Required task ▸ Every line in the listing is to be echoed verbatim.

Supplied data ▸

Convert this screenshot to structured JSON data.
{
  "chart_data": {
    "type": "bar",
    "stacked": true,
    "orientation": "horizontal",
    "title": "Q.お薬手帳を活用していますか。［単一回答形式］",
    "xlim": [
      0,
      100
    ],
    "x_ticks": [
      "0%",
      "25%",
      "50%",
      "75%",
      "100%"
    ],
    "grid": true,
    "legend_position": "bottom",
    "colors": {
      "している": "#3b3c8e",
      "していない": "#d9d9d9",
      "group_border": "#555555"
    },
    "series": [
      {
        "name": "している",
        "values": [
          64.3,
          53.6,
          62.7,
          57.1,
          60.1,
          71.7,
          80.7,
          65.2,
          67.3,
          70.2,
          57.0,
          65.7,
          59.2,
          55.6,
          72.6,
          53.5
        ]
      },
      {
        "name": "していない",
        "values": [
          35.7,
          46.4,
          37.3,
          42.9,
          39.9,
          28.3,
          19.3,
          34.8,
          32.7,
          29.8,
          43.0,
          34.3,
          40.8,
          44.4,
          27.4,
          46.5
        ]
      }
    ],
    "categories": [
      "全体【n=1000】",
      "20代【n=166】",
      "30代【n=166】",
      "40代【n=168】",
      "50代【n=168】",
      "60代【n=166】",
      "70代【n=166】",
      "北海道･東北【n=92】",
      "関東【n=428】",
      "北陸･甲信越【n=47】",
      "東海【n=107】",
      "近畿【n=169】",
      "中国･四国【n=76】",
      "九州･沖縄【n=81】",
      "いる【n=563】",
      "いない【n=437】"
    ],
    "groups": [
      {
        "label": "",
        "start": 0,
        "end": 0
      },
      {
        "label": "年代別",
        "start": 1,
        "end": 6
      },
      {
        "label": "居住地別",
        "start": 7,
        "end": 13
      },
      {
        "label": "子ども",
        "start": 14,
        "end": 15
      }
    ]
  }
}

Answer to this problem ▸
Convert this screenshot to structured JSON data.
{
  "chart_data": {
    "type": "bar",
    "stacked": true,
    "orientation": "horizontal",
    "title": "Q.お薬手帳を活用していますか。［単一回答形式］",
    "xlim": [
      0,
      100
    ],
    "x_ticks": [
      "0%",
      "25%",
      "50%",
      "75%",
      "100%"
    ],
    "grid": true,
    "legend_position": "bottom",
    "colors": {
      "している": "#3b3c8e",
      "していない": "#d9d9d9",
      "group_border": "#555555"
    },
    "series": [
      {
        "name": "している",
        "values": [
          64.3,
          53.6,
          62.7,
          57.1,
          60.1,
          71.7,
          80.7,
          65.2,
          67.3,
          70.2,
          57.0,
          65.7,
          59.2,
          55.6,
          72.6,
          53.5
        ]
      },
      {
        "name": "していない",
        "values": [
          35.7,
          46.4,
          37.3,
          42.9,
          39.9,
          28.3,
          19.3,
          34.8,
          32.7,
          29.8,
          43.0,
          34.3,
          40.8,
          44.4,
          27.4,
          46.5
        ]
      }
    ],
    "categories": [
      "全体【n=1000】",
      "20代【n=166】",
      "30代【n=166】",
      "40代【n=168】",
      "50代【n=168】",
      "60代【n=166】",
      "70代【n=166】",
      "北海道･東北【n=92】",
      "関東【n=428】",
      "北陸･甲信越【n=47】",
      "東海【n=107】",
      "近畿【n=169】",
      "中国･四国【n=76】",
      "九州･沖縄【n=81】",
      "いる【n=563】",
      "いない【n=437】"
    ],
    "groups": [
      {
        "label": "",
        "start": 0,
        "end": 0
      },
      {
        "label": "年代別",
        "start": 1,
        "end": 6
      },
      {
        "label": "居住地別",
        "start": 7,
        "end": 13
      },
      {
        "label": "子ども",
        "start": 14,
        "end": 15
      }
    ]
  }
}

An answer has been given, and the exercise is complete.